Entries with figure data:
——

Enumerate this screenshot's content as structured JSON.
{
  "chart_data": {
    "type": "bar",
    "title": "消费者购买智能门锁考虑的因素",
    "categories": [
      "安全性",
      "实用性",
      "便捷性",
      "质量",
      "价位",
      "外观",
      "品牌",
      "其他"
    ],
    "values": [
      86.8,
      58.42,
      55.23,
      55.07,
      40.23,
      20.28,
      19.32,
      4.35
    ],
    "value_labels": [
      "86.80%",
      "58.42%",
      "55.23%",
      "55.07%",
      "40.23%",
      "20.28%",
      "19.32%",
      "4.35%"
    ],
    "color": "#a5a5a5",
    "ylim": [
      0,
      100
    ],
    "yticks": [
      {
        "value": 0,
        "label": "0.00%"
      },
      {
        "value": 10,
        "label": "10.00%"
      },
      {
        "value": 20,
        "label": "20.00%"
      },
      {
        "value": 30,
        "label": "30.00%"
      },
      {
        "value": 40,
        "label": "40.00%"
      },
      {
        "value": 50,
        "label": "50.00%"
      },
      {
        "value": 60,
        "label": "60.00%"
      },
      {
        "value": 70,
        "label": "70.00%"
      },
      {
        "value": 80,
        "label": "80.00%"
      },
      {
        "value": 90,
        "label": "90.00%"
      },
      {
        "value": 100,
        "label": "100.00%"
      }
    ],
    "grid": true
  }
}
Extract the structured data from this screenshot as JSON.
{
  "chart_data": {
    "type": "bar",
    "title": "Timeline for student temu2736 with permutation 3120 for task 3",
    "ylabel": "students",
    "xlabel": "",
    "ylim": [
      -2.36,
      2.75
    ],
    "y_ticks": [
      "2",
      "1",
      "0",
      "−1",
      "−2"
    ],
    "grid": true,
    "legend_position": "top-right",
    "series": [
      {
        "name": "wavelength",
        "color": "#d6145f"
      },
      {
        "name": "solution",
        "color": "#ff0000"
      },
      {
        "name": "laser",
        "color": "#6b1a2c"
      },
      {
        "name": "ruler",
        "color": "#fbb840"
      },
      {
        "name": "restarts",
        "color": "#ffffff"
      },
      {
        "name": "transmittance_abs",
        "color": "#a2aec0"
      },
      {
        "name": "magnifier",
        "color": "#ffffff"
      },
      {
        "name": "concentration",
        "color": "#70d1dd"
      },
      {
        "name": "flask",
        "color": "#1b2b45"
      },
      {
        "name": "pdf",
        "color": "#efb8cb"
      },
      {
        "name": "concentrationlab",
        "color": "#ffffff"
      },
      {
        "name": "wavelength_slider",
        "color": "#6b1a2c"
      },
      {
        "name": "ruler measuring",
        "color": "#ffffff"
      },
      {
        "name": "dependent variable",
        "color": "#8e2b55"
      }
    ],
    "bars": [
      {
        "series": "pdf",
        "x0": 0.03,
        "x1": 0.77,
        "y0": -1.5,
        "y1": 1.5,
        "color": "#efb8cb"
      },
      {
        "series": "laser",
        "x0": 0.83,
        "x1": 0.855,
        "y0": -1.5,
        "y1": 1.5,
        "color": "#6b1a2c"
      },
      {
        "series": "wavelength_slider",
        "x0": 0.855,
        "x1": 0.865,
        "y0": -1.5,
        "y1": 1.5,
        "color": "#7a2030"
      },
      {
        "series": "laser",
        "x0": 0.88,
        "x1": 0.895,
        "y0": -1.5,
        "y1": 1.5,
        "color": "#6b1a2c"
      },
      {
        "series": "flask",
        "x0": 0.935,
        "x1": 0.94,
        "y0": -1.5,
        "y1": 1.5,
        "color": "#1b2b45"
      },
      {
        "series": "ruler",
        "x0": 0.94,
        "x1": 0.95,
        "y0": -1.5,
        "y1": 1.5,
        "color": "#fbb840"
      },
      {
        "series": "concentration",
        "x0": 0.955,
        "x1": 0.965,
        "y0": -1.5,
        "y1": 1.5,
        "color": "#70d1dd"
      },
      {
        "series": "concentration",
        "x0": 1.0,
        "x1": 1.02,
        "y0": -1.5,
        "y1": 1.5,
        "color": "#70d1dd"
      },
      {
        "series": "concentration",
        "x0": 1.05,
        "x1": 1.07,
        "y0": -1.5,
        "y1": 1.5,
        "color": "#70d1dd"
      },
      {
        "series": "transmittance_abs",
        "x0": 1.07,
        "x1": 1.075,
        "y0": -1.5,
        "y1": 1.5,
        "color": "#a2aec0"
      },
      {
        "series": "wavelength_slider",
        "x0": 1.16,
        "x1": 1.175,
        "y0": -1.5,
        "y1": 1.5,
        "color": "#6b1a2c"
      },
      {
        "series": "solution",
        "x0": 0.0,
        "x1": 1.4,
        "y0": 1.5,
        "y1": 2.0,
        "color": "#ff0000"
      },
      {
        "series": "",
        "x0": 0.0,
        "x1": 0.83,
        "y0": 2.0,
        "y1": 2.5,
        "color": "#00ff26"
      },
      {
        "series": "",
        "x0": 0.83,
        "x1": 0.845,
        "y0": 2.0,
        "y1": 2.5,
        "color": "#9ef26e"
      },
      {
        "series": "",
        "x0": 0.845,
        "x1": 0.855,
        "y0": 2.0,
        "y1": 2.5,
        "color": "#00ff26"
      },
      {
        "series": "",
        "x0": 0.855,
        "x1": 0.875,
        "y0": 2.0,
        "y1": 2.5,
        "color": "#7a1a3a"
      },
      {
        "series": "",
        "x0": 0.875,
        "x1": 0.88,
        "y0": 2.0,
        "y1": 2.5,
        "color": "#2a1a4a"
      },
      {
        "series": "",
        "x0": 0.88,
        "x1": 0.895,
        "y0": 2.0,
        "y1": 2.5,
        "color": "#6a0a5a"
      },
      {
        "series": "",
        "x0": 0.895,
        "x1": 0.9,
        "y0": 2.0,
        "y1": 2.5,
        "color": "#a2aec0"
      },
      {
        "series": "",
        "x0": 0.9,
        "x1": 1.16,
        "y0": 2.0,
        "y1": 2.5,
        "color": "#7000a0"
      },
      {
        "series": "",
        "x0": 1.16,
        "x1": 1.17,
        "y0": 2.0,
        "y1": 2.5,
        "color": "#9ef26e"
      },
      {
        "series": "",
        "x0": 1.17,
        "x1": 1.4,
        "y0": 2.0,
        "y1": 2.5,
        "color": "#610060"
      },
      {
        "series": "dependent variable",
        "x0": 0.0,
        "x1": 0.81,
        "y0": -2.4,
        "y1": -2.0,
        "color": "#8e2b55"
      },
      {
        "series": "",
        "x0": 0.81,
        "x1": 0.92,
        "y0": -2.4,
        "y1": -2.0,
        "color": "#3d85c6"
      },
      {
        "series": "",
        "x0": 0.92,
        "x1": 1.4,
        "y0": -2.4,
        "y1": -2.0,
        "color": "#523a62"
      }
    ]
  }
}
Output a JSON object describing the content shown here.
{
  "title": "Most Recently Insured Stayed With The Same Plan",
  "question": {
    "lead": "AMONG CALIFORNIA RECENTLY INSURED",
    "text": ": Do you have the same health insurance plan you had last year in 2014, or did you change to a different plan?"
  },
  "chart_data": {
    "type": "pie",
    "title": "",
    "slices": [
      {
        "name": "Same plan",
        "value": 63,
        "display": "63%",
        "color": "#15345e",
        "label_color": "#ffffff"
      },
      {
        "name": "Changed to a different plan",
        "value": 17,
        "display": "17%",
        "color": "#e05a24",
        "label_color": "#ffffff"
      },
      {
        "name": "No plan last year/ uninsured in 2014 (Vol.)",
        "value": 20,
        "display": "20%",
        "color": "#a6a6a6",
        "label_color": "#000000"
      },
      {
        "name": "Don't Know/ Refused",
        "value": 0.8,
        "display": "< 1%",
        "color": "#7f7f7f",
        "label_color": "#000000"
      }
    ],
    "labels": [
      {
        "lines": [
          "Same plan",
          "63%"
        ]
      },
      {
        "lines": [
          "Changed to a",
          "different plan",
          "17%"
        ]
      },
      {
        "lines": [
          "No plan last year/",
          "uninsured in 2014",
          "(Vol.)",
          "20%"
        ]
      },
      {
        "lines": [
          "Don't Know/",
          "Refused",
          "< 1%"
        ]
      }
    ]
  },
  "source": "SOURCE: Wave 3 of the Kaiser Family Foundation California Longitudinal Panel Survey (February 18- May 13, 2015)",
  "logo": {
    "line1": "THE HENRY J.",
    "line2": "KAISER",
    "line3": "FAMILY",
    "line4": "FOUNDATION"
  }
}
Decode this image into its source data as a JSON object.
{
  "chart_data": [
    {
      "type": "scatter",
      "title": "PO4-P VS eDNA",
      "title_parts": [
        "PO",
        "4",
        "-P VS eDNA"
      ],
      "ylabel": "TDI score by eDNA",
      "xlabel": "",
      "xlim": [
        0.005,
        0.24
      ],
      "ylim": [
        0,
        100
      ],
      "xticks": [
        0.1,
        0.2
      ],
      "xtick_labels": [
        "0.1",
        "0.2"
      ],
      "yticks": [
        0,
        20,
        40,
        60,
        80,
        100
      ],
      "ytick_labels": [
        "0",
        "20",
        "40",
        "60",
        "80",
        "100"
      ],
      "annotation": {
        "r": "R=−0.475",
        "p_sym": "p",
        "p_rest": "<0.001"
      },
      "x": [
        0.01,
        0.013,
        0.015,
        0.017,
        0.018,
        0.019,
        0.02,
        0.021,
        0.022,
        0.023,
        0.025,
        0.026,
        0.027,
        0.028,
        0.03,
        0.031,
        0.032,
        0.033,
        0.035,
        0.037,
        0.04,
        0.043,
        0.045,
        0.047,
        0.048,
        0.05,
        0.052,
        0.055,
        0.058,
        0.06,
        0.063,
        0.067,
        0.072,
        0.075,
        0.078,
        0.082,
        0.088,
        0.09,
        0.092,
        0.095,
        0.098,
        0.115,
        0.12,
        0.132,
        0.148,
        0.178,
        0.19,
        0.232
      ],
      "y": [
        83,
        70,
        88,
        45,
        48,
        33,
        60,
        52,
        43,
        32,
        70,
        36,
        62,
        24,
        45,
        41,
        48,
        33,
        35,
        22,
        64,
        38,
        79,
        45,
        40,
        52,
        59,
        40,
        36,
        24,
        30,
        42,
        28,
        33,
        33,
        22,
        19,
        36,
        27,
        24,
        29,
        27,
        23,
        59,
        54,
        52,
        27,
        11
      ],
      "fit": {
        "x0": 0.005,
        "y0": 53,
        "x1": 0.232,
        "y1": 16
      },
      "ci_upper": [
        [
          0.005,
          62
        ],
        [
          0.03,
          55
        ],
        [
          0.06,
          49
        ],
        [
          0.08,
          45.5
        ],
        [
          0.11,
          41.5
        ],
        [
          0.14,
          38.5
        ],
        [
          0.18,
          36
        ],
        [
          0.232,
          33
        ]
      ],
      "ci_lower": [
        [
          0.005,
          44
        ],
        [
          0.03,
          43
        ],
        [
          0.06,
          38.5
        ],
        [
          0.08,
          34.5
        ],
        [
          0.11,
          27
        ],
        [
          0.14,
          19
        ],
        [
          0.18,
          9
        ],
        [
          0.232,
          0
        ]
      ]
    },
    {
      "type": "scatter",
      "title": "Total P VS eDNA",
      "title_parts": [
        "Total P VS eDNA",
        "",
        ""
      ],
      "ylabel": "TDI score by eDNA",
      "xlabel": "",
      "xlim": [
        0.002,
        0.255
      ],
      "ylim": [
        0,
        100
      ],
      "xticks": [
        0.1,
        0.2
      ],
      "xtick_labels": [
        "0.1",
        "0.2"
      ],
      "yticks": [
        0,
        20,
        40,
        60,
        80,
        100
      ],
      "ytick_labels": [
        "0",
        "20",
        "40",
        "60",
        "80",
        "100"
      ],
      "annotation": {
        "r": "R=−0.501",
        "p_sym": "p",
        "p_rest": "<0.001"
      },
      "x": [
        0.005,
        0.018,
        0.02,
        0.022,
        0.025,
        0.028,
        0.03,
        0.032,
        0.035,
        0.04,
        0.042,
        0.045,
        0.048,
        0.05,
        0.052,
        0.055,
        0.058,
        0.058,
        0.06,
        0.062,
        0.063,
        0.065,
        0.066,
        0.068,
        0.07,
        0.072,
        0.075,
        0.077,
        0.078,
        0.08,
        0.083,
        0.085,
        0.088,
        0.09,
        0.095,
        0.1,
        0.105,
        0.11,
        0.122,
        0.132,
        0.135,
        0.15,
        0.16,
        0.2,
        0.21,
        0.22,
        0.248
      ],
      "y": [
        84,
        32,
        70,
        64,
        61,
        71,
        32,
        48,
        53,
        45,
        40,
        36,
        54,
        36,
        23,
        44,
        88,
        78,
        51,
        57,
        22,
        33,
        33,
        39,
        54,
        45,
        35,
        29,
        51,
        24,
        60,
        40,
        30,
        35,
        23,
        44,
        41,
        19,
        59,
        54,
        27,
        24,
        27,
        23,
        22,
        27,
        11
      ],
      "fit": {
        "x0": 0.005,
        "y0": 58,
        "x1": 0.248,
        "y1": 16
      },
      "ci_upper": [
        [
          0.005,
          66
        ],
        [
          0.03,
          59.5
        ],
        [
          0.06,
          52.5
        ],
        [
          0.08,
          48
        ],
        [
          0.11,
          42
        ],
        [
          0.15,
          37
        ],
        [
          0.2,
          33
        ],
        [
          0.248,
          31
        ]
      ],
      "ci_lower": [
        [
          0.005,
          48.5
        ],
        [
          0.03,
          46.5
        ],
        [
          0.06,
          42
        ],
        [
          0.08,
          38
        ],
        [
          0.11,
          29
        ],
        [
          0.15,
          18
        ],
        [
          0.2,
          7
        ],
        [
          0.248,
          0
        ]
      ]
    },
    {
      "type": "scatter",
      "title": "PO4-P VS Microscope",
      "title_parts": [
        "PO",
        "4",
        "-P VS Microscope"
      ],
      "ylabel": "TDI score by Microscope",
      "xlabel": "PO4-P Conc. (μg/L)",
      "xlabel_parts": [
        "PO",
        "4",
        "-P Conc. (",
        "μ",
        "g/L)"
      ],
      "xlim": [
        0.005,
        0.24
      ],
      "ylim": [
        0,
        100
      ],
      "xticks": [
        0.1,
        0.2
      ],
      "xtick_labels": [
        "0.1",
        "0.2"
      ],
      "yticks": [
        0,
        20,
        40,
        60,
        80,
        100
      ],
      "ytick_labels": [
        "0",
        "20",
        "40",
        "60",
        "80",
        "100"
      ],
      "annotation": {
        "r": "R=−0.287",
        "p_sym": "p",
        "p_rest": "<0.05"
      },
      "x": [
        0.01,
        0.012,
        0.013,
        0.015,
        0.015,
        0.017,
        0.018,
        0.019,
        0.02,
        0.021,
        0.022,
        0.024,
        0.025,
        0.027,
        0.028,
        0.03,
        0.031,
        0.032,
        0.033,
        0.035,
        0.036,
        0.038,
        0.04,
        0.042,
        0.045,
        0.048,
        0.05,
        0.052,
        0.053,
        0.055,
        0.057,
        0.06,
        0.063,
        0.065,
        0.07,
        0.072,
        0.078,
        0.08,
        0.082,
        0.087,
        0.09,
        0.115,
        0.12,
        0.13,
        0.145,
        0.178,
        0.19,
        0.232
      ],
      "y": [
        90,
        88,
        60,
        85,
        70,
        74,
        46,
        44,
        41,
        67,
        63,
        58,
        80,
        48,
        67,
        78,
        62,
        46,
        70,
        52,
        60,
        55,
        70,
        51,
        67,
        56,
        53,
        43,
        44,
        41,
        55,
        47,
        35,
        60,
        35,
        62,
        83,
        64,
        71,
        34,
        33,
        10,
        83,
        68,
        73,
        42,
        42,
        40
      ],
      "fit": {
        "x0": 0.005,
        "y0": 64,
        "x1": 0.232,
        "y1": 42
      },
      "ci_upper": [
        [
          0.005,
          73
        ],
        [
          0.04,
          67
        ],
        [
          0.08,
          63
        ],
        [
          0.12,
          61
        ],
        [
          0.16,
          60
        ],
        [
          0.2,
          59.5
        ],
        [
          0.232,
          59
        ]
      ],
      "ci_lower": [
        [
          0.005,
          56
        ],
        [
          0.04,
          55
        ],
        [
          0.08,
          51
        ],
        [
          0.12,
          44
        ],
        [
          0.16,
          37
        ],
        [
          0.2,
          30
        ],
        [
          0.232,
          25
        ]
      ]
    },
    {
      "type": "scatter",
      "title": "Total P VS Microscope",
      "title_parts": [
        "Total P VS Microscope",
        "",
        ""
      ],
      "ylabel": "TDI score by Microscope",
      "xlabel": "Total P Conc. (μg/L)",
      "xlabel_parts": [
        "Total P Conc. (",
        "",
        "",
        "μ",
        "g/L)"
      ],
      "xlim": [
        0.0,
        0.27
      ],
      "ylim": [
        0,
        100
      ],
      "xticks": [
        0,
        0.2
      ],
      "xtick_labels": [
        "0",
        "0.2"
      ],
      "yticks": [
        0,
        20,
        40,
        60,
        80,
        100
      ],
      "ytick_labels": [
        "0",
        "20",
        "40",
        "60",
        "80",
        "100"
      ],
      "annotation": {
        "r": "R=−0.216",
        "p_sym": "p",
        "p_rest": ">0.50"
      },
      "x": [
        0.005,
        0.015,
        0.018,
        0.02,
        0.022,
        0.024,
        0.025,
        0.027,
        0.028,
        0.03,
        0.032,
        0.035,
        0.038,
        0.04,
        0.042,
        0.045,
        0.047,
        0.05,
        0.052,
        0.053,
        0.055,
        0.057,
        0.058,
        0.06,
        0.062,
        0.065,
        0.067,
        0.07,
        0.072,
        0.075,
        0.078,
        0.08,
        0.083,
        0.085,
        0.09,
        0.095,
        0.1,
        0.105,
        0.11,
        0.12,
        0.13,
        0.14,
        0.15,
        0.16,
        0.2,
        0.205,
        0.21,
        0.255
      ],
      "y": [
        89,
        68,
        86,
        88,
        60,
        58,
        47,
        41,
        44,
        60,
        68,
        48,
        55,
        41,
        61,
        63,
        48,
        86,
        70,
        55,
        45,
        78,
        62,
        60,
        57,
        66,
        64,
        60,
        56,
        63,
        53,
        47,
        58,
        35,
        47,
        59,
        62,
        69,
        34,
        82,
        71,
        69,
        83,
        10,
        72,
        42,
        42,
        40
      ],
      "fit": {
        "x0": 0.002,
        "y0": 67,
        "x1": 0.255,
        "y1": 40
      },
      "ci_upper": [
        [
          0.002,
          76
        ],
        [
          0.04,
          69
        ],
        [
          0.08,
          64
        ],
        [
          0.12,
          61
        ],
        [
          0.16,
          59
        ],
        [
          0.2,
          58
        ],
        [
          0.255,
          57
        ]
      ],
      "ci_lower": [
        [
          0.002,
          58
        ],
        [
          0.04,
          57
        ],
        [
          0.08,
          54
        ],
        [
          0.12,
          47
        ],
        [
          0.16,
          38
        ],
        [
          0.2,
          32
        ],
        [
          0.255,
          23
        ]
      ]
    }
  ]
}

——

■ Set exercise ■
In the listing above, find the lines holding the word "last" and copy them.

■ Task answer ■
    "text": ": Do you have the same health insurance plan you had last year in 2014, or did you change to a different plan?"
        "name": "No plan last year/ uninsured in 2014 (Vol.)",
          "No plan last year/",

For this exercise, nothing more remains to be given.